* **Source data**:
*-*-*

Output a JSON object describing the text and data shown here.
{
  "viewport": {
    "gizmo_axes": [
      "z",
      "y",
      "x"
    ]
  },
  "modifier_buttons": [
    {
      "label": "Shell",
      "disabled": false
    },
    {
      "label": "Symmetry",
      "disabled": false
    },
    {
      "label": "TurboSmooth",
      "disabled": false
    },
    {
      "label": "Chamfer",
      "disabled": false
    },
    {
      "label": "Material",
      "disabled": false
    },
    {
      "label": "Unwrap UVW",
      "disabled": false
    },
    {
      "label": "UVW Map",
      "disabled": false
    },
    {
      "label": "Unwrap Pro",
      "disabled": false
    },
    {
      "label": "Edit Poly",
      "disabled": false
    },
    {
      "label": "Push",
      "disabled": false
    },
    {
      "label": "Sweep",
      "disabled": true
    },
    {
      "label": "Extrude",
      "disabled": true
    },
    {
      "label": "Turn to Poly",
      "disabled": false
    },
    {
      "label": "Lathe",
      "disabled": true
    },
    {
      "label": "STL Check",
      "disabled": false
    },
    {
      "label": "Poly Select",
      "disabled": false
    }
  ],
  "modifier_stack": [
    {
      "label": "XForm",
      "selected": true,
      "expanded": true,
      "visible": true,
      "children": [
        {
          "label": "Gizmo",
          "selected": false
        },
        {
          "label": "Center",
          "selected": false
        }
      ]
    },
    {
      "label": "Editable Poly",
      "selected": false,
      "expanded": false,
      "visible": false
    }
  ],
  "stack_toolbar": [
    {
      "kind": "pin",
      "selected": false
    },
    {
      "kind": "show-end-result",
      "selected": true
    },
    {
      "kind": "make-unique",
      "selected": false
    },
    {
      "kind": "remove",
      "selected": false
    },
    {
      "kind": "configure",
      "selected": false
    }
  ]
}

*-*-*

* **What you need to do**: The lines above should be duplicated exactly.

* **Solution to this exercise**:
Output a JSON object describing the text and data shown here.
{
  "viewport": {
    "gizmo_axes": [
      "z",
      "y",
      "x"
    ]
  },
  "modifier_buttons": [
    {
      "label": "Shell",
      "disabled": false
    },
    {
      "label": "Symmetry",
      "disabled": false
    },
    {
      "label": "TurboSmooth",
      "disabled": false
    },
    {
      "label": "Chamfer",
      "disabled": false
    },
    {
      "label": "Material",
      "disabled": false
    },
    {
      "label": "Unwrap UVW",
      "disabled": false
    },
    {
      "label": "UVW Map",
      "disabled": false
    },
    {
      "label": "Unwrap Pro",
      "disabled": false
    },
    {
      "label": "Edit Poly",
      "disabled": false
    },
    {
      "label": "Push",
      "disabled": false
    },
    {
      "label": "Sweep",
      "disabled": true
    },
    {
      "label": "Extrude",
      "disabled": true
    },
    {
      "label": "Turn to Poly",
      "disabled": false
    },
    {
      "label": "Lathe",
      "disabled": true
    },
    {
      "label": "STL Check",
      "disabled": false
    },
    {
      "label": "Poly Select",
      "disabled": false
    }
  ],
  "modifier_stack": [
    {
      "label": "XForm",
      "selected": true,
      "expanded": true,
      "visible": true,
      "children": [
        {
          "label": "Gizmo",
          "selected": false
        },
        {
          "label": "Center",
          "selected": false
        }
      ]
    },
    {
      "label": "Editable Poly",
      "selected": false,
      "expanded": false,
      "visible": false
    }
  ],
  "stack_toolbar": [
    {
      "kind": "pin",
      "selected": false
    },
    {
      "kind": "show-end-result",
      "selected": true
    },
    {
      "kind": "make-unique",
      "selected": false
    },
    {
      "kind": "remove",
      "selected": false
    },
    {
      "kind": "configure",
      "selected": false
    }
  ]
}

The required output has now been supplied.